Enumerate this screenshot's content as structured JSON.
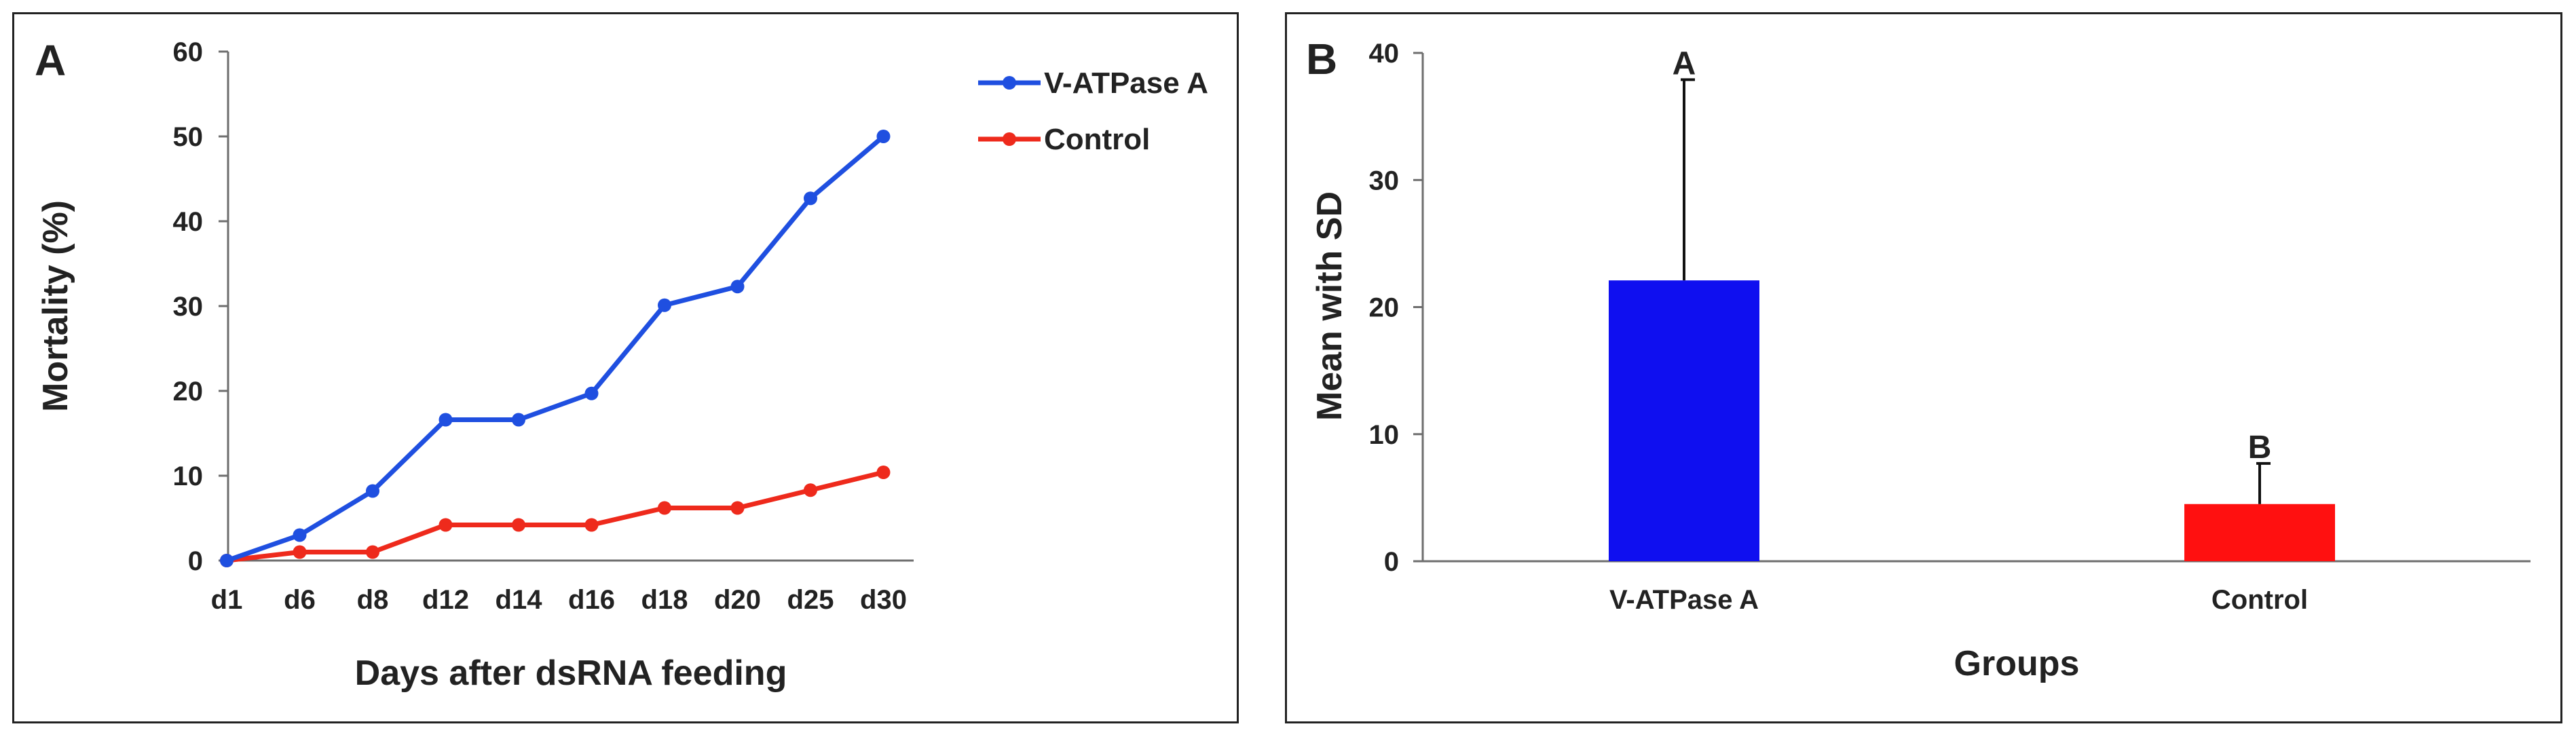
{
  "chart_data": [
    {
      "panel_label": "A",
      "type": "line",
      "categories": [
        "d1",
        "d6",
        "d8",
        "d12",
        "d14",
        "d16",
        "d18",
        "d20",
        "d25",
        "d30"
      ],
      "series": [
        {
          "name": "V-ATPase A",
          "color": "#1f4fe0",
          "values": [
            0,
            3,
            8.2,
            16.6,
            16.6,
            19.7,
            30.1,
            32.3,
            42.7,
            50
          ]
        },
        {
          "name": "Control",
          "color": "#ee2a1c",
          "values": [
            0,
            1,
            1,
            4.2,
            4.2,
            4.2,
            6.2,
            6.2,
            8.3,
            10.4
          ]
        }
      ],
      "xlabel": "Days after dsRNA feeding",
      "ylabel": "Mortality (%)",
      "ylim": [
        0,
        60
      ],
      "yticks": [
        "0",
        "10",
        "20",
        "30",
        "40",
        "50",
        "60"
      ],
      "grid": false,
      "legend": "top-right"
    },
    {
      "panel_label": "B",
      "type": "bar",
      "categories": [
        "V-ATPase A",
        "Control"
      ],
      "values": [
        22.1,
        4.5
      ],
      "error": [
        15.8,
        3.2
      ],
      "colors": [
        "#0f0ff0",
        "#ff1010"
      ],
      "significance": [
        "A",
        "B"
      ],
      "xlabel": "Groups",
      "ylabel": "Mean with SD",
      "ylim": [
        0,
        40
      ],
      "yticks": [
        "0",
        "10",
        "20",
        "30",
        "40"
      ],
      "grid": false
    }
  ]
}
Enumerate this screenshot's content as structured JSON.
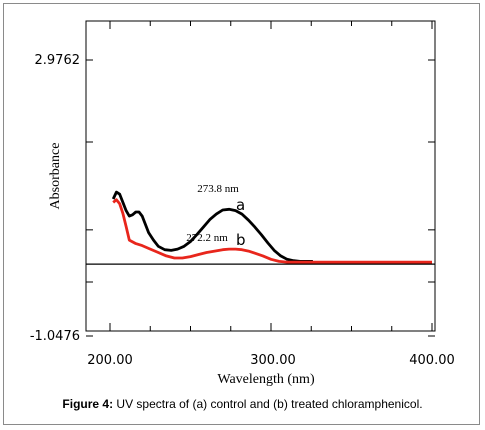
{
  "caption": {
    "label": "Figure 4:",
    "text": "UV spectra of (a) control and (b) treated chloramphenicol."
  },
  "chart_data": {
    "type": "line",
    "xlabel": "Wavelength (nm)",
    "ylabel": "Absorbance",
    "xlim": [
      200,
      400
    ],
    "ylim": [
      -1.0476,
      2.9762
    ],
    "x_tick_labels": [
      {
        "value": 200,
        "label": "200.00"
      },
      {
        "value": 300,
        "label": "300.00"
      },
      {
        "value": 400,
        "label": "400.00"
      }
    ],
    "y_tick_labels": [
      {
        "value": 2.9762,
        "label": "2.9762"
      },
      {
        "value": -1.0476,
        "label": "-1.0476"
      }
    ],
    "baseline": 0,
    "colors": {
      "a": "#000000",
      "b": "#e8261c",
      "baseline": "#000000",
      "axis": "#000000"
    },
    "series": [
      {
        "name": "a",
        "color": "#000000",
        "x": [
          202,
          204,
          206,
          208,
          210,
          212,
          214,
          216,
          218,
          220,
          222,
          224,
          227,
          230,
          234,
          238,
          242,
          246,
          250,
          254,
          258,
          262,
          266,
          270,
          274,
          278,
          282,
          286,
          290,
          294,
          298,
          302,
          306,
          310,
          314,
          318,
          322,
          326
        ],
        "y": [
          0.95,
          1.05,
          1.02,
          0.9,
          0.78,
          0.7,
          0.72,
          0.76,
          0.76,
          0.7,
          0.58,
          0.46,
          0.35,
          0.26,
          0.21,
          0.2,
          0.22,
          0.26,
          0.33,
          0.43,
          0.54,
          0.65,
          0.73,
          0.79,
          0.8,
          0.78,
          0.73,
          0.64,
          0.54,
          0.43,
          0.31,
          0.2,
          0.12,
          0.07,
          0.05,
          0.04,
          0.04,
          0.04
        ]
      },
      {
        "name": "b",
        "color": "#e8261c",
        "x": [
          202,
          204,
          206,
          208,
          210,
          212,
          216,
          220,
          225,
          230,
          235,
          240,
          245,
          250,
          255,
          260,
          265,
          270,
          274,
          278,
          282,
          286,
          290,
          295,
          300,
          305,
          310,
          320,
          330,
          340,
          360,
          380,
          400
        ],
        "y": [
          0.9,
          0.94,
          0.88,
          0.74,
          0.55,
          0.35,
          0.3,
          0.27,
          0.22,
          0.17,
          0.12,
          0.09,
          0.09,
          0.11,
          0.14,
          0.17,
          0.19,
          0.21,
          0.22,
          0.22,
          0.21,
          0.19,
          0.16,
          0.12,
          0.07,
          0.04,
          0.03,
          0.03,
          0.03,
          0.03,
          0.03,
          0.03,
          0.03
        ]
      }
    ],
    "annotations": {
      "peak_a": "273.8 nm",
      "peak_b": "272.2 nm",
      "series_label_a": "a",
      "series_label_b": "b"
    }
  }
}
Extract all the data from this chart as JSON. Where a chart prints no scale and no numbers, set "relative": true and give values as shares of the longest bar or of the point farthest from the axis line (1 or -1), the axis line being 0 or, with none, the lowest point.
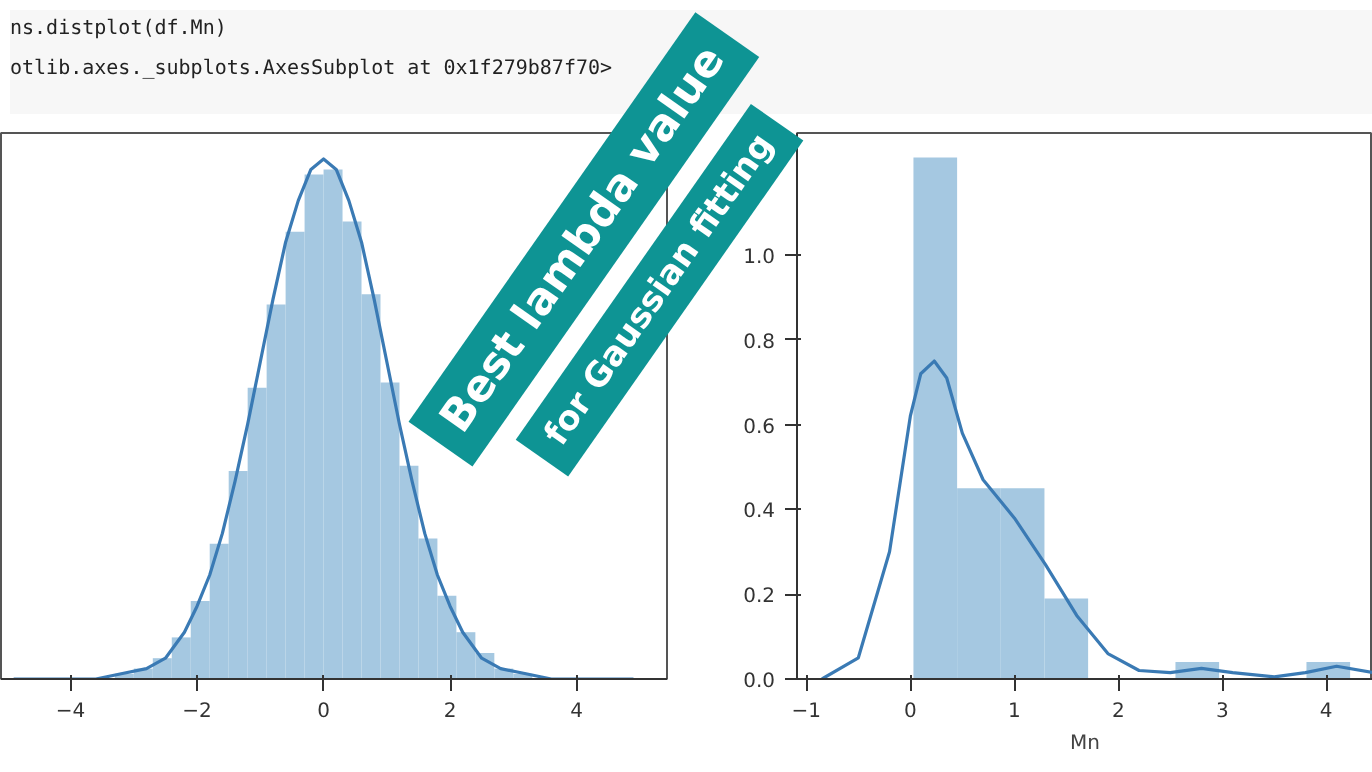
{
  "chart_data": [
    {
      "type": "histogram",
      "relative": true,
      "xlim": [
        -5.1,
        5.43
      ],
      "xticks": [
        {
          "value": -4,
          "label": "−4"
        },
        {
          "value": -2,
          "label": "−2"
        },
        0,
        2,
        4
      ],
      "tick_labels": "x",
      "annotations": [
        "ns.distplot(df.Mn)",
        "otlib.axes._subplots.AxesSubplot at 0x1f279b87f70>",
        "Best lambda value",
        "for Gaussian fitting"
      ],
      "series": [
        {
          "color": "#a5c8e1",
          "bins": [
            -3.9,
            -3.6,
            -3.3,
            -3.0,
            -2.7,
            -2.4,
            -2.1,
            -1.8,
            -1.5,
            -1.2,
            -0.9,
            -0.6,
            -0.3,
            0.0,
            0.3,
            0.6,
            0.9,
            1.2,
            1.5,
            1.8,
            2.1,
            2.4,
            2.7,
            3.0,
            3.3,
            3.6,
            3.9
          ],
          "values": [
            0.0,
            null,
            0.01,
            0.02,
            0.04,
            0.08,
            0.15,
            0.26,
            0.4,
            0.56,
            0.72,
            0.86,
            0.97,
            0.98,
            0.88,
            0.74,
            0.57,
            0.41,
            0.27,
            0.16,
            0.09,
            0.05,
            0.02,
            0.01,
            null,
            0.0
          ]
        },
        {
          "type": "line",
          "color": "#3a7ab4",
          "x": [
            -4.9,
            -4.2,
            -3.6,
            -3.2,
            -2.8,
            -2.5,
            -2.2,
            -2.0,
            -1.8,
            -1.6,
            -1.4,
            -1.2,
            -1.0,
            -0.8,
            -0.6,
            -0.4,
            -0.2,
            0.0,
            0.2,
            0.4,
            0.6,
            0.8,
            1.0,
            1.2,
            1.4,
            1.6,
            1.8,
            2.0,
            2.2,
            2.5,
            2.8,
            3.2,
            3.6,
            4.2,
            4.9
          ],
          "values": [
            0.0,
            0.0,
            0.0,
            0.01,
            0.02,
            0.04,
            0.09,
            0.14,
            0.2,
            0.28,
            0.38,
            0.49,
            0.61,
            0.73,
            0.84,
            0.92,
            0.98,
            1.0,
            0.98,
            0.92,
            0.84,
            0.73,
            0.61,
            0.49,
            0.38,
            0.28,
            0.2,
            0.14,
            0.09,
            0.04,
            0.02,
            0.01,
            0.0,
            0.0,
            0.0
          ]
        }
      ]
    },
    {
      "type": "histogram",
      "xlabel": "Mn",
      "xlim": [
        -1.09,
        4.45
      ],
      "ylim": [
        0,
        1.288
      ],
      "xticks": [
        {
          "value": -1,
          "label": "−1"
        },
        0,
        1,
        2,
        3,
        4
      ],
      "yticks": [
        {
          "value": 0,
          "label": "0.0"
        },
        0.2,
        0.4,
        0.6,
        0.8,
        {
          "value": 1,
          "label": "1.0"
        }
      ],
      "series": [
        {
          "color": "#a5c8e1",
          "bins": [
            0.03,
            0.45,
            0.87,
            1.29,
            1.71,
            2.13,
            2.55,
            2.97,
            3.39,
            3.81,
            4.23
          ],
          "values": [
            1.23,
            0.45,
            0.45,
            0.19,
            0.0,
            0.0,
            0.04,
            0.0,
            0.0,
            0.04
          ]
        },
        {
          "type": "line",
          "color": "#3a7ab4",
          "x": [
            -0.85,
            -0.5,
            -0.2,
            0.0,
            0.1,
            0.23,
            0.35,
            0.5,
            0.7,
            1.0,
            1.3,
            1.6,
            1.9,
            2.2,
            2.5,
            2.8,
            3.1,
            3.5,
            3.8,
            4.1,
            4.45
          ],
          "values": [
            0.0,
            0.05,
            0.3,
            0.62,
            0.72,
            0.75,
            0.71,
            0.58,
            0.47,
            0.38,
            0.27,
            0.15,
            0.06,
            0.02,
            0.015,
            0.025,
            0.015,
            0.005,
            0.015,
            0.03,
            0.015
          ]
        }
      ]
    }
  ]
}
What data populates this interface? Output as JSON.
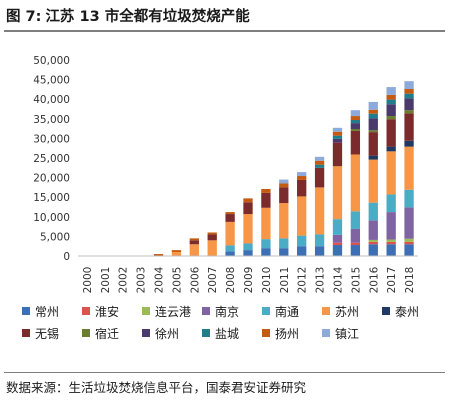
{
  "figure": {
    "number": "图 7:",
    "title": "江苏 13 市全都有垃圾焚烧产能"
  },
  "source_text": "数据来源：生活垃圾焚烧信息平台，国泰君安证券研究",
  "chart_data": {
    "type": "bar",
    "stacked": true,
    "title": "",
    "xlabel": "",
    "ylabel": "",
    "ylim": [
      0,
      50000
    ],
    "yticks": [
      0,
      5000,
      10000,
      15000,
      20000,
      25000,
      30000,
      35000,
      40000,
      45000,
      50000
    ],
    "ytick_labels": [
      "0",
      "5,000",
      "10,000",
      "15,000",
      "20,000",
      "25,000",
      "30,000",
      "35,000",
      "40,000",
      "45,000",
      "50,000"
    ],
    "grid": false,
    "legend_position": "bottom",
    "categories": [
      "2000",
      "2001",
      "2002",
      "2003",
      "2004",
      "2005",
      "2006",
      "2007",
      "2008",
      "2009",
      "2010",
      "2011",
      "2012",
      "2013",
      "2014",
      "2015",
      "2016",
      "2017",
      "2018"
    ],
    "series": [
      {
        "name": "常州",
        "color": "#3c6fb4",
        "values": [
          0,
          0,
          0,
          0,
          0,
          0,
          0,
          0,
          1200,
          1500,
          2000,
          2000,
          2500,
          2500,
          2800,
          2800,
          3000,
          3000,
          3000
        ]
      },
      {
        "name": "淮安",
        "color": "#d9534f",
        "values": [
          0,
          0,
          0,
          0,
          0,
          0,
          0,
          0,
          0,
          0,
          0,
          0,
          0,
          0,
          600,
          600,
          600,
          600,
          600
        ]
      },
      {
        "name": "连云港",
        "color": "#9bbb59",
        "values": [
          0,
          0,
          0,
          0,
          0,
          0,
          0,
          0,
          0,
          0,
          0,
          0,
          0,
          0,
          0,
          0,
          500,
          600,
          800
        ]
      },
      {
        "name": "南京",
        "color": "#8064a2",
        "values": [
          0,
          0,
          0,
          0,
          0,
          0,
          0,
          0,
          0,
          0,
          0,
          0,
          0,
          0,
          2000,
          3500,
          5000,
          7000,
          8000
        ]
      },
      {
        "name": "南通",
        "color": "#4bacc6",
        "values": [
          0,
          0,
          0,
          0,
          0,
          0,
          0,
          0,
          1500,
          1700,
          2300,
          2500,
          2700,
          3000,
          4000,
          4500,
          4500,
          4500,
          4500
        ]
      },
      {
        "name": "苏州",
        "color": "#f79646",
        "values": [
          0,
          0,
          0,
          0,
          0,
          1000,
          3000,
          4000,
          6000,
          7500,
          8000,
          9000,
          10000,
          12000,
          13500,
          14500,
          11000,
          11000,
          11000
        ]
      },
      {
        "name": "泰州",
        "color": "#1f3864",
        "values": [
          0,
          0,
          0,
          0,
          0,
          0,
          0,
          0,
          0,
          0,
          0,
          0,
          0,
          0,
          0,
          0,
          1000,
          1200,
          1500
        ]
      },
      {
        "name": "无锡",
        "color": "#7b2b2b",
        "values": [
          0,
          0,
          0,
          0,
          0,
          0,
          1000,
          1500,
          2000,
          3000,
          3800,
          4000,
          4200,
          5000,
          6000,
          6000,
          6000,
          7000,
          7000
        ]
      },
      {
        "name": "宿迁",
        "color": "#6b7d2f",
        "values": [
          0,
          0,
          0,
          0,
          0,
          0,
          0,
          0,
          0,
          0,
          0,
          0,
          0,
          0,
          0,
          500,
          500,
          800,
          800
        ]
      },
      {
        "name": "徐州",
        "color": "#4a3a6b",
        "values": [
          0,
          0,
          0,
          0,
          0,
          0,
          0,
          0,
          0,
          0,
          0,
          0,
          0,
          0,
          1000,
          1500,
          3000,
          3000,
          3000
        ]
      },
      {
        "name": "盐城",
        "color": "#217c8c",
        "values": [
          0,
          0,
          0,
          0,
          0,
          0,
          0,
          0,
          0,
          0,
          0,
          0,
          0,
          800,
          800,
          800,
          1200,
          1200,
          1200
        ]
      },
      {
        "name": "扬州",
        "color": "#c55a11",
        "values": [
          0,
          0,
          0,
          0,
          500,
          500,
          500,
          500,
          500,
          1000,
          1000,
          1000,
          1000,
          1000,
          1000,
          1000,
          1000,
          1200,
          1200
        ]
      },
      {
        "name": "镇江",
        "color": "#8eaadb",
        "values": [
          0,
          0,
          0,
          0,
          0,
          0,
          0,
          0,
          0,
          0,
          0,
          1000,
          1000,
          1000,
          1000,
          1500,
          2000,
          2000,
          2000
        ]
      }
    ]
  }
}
━━━━━━━━━━
▶ TASK DIRECTIONS:
Identify each line holding the string "true", and copy it out.

▶ EXERCISE RESPONSE:
Extract all the data from this chart as JSON. Where a chart prints no scale and no numbers, set "relative": true and give values as shares of the longest bar or of the point farthest from the axis line (1 or -1), the axis line being 0 or, with none, the lowest point.
      "relative": true,
    "stacked": true,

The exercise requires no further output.